**КОРОТКОЕ ЗАДАНИЕ A:** Переведите на английский язык предложение из интервью: «Об этом нужно знать и помнить.»
**КОРОТКОЕ ЗАДАНИЕ B:** Какой фильм, согласно интервью, сняли грузины?
**КОРОТКОЕ ЗАДАНИЕ C:** Перепечатайте фрагмент интервью, начиная со слов «Продолжение интервью с» и заканчивая словами «изучить свою историю?».

**ТЕКСТ ДЛЯ ЧТЕНИЯ:**
Эльмира Ногойбаева: «Помнить – это значит быть мудрым»

11:15, 3 Марта 2023

Продолжение интервью с исследовательницей Эльмирой Ногойбаевой о «белых пятнах» истории кыргызов, которые изучает команда исследовательской площадки «Эсимде».

- Советский Союз развалился 32 года назад, но эти мифы о басмачах, как о разбойниках, до сих пор живы и есть люди, которые буквально вцепились в них и не дают обществу поглубже изучить свою историю, посмотреть на тех же басмачей с другой стороны. Например, сегодня я воспринимаю басмачей, как представителей национально-освободительного движения, которые не принимали советскую власть. Почему эти мифы до сих пор живы? Почему нам не дают всесторонне изучить свою историю?

- По басмачам надо разбираться. Как говорится, не всё так однозначно. Что касается, почему нам нельзя... СССР развалился, а метрополия осталась и она до сих пор считает, что она может диктовать и у себя в государстве и у нас, что нужно знать, а что не нужно знать, где белое, а где черное. Мы же хотим узнать свою собственную историю, свою личную, семейную историю. А нам говорят: “Нет, есть такие вещи, как пропаганда, ностальгия и т.д...” Ну хорошо, это может сработать со старшим поколением. Но у молодого поколения очень высокая планка критического мышления. Они хотят знать, кем былb их дедушки. Нам написала одна учительница из Джалал-абада и сообщила, что у неё полкласса внуки людей, которых называли басмачами и они задают ей вопросы, на которые она не знает ответы. Почему эти дети не могут знать реальную правду? Пусть она будет не такая однозначная, но они будут её знать. Почему у нас до сих пор клеймят Азамата Алтая (Кудайберген Кожомбердиев  - первый кыргызский журналист радио “Свобода”, публицист – ред.) и подобных ему людей? Только за то, что они в 17 лет попали на войну и попали в плен? Почему мы так легко обесцениваем человеческие жизни и в том числе своих предков? Почему они не имеют права на память? Почему мы не имеем права знать о своих дедах? Мы имеем на это право! В этом нет ничего такого... Только когда мы разберемся со своим прошлым, когда его осмыслим, мы сможем стать самодостаточными сегодня. И такая категория как достоинство, будет нам присуща. И тогда мы уверенно сможем идти вперед. До тех пор, пока человек не справляется со своей травмой, он будет хромать в будущем. Только когда он это примет, разберется с этим, он может идти дальше. В своё время грузины сняли очень важный фильм – “Покаяние”, это очень важная христианская категория... 30 января этого года ровно 93 года, когда Ежов подписал указ о раскулачивании, тогда молох репрессий развернулся. Об этом нужно знать и помнить. Я писала историю про Гайшу Ибрагимову (основательница образовательного комплекса “Илим” – ред.), как много она сделал для нашего образования. А ведь она родилась в ГУЛАГе. Это часть нашей истории. Если мы посмотрим на многих выдающихся людей в Кыргызстане и просто на сильных наших людей, в них стержень появился не просто так. Но многие до сих пор боятся об этом говорить.

**СОХРАНЁННЫЕ ЗАПИСИ:**

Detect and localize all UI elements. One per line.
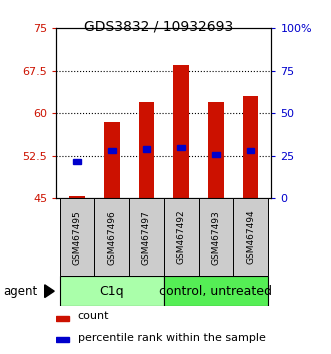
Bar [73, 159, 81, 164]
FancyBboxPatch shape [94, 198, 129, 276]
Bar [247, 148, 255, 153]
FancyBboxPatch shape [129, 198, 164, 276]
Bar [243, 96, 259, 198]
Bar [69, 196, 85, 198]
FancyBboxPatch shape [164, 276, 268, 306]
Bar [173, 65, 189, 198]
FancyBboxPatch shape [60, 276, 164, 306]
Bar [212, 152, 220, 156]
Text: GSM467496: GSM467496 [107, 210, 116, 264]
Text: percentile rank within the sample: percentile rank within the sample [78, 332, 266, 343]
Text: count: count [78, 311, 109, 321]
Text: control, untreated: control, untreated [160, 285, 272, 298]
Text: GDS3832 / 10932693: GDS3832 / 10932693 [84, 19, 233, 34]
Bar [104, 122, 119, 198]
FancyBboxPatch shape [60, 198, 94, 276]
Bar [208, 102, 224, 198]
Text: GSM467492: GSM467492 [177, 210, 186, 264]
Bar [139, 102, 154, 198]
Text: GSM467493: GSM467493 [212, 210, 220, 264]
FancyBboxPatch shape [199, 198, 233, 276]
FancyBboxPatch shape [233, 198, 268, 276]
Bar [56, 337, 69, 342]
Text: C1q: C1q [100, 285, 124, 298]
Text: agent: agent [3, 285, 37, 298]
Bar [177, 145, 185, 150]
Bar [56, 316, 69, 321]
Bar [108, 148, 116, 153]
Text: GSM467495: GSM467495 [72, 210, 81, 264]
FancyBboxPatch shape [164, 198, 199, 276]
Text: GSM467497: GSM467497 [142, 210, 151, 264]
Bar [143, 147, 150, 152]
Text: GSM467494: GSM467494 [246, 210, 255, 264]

**ОБРАЗЕЦ РЕШЕНИЯ A:** This must be known and remembered.

**ОБРАЗЕЦ РЕШЕНИЯ B:** Фильм «Покаяние».

**ОБРАЗЕЦ РЕШЕНИЯ C:**
Продолжение интервью с исследовательницей Эльмирой Ногойбаевой о «белых пятнах» истории кыргызов, которые изучает команда исследовательской площадки «Эсимде».

- Советский Союз развалился 32 года назад, но эти мифы о басмачах, как о разбойниках, до сих пор живы и есть люди, которые буквально вцепились в них и не дают обществу поглубже изучить свою историю, посмотреть на тех же басмачей с другой стороны. Например, сегодня я воспринимаю басмачей, как представителей национально-освободительного движения, которые не принимали советскую власть. Почему эти мифы до сих пор живы? Почему нам не дают всесторонне изучить свою историю?